** Stored dataset items **
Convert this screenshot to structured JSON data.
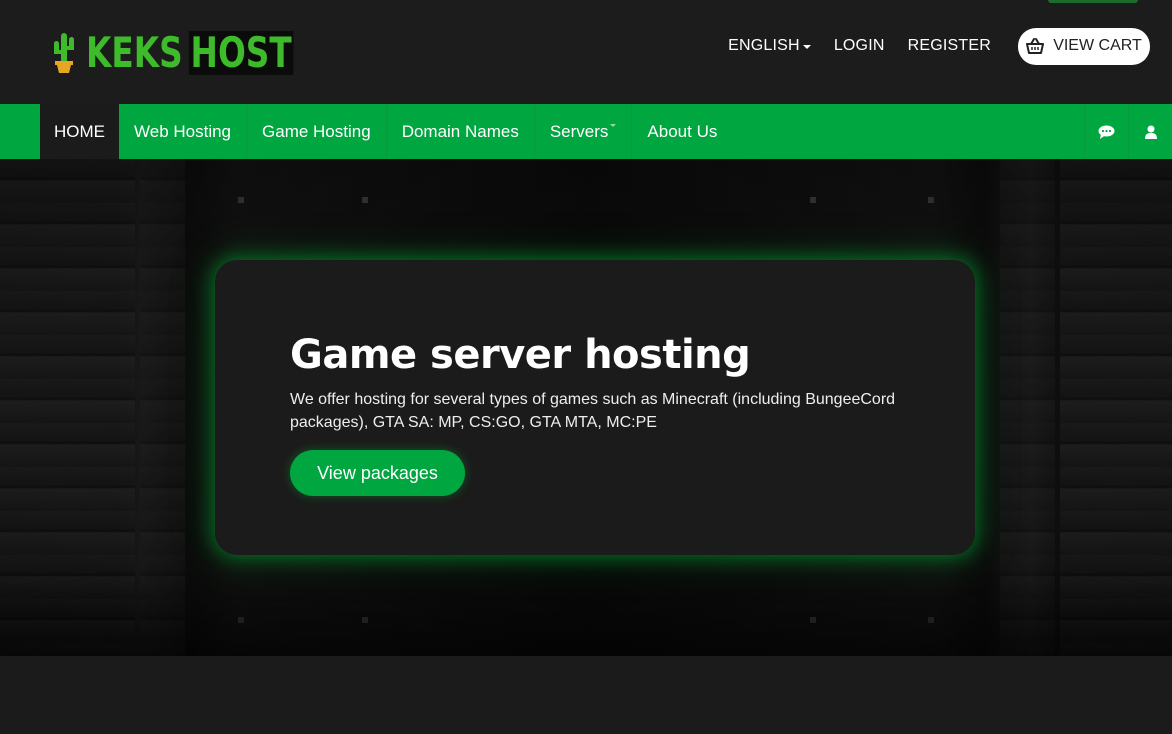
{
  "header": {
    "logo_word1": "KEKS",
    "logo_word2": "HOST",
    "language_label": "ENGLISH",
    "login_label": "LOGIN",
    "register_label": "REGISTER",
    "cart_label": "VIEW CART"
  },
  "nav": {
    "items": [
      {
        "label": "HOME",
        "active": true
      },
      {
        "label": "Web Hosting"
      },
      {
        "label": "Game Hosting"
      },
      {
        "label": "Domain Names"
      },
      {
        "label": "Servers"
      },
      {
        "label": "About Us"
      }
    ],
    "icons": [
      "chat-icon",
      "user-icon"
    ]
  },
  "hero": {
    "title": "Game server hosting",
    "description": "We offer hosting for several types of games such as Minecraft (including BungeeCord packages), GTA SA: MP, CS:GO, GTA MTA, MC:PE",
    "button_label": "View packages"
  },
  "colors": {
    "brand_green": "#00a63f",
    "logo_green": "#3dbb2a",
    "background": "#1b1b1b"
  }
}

** SET EXERCISE **
Every record above must be given again exactly; drop the pictures.

** RESULT **
Convert this screenshot to structured JSON data.
{
  "header": {
    "logo_word1": "KEKS",
    "logo_word2": "HOST",
    "language_label": "ENGLISH",
    "login_label": "LOGIN",
    "register_label": "REGISTER",
    "cart_label": "VIEW CART"
  },
  "nav": {
    "items": [
      {
        "label": "HOME",
        "active": true
      },
      {
        "label": "Web Hosting"
      },
      {
        "label": "Game Hosting"
      },
      {
        "label": "Domain Names"
      },
      {
        "label": "Servers"
      },
      {
        "label": "About Us"
      }
    ],
    "icons": [
      "chat-icon",
      "user-icon"
    ]
  },
  "hero": {
    "title": "Game server hosting",
    "description": "We offer hosting for several types of games such as Minecraft (including BungeeCord packages), GTA SA: MP, CS:GO, GTA MTA, MC:PE",
    "button_label": "View packages"
  },
  "colors": {
    "brand_green": "#00a63f",
    "logo_green": "#3dbb2a",
    "background": "#1b1b1b"
  }
}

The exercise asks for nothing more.